→ Required task
Without the images, write out all of the following entries exactly.

→ Provided records
○ ○ ○
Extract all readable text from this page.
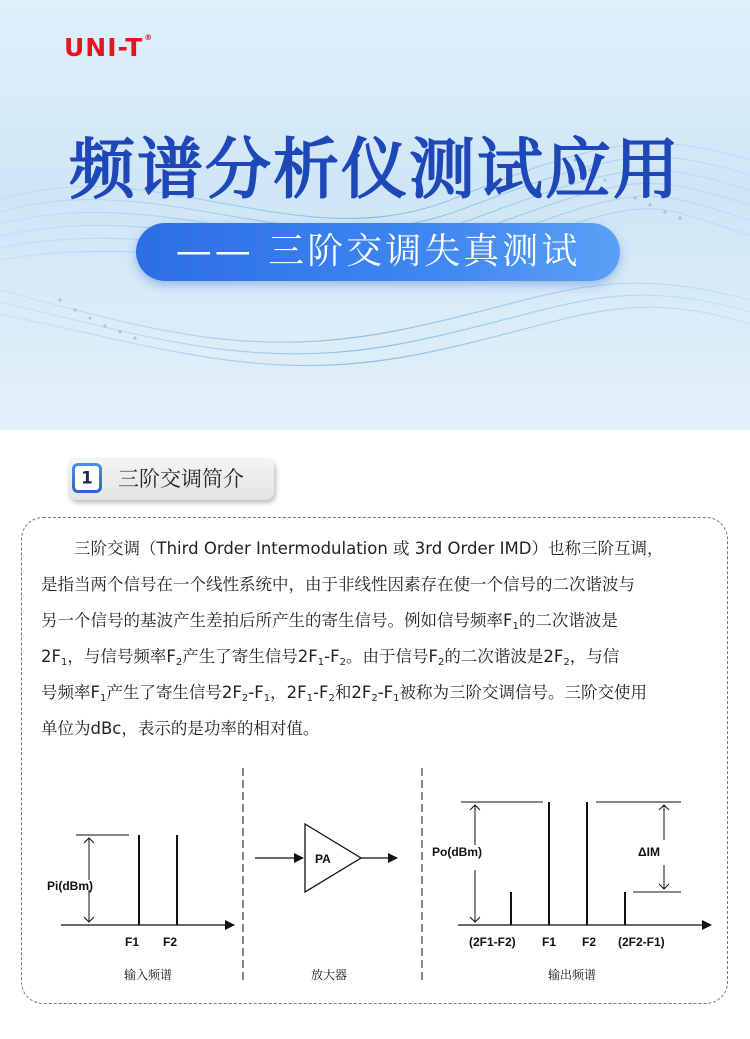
UNI-T®
频谱分析仪测试应用
—— 三阶交调失真测试
1 三阶交调简介

　　三阶交调（Third Order Intermodulation 或 3rd Order IMD）也称三阶互调，

是指当两个信号在一个线性系统中，由于非线性因素存在使一个信号的二次谐波与

另一个信号的基波产生差拍后所产生的寄生信号。例如信号频率$F_1$的二次谐波是

$2F_1$，与信号频率$F_2$产生了寄生信号$2F_1-F_2$。由于信号$F_2$的二次谐波是$2F_2$，与信

号频率$F_1$产生了寄生信号$2F_2-F_1$，$2F_1-F_2$和$2F_2-F_1$被称为三阶交调信号。三阶交使用

单位为dBc，表示的是功率的相对值。

Pi(dBm)
F1 F2
输入频谱
PA
放大器
Po(dBm)	ΔIM
(2F1-F2) F1 F2 (2F2-F1)
输出频谱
○ ○ ○
→ Result of this exercise
Extract all readable text from this page.
UNI-T®
频谱分析仪测试应用
—— 三阶交调失真测试
1 三阶交调简介

　　三阶交调（Third Order Intermodulation 或 3rd Order IMD）也称三阶互调，

是指当两个信号在一个线性系统中，由于非线性因素存在使一个信号的二次谐波与

另一个信号的基波产生差拍后所产生的寄生信号。例如信号频率$F_1$的二次谐波是

$2F_1$，与信号频率$F_2$产生了寄生信号$2F_1-F_2$。由于信号$F_2$的二次谐波是$2F_2$，与信

号频率$F_1$产生了寄生信号$2F_2-F_1$，$2F_1-F_2$和$2F_2-F_1$被称为三阶交调信号。三阶交使用

单位为dBc，表示的是功率的相对值。

Pi(dBm)
F1 F2
输入频谱
PA
放大器
Po(dBm)	ΔIM
(2F1-F2) F1 F2 (2F2-F1)
输出频谱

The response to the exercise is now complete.